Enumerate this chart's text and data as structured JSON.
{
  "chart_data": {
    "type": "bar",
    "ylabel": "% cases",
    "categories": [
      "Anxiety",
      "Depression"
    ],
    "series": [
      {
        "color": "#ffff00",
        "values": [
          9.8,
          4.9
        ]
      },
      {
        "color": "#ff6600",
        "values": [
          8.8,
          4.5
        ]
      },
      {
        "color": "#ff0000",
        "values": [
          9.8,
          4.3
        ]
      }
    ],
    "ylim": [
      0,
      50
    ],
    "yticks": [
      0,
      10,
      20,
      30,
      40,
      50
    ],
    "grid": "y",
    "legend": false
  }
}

——

Make an exact copy of all the data.

Enumerate this chart's text and data as structured JSON.
{
  "chart_data": {
    "type": "bar",
    "ylabel": "% cases",
    "categories": [
      "Anxiety",
      "Depression"
    ],
    "series": [
      {
        "color": "#ffff00",
        "values": [
          9.8,
          4.9
        ]
      },
      {
        "color": "#ff6600",
        "values": [
          8.8,
          4.5
        ]
      },
      {
        "color": "#ff0000",
        "values": [
          9.8,
          4.3
        ]
      }
    ],
    "ylim": [
      0,
      50
    ],
    "yticks": [
      0,
      10,
      20,
      30,
      40,
      50
    ],
    "grid": "y",
    "legend": false
  }
}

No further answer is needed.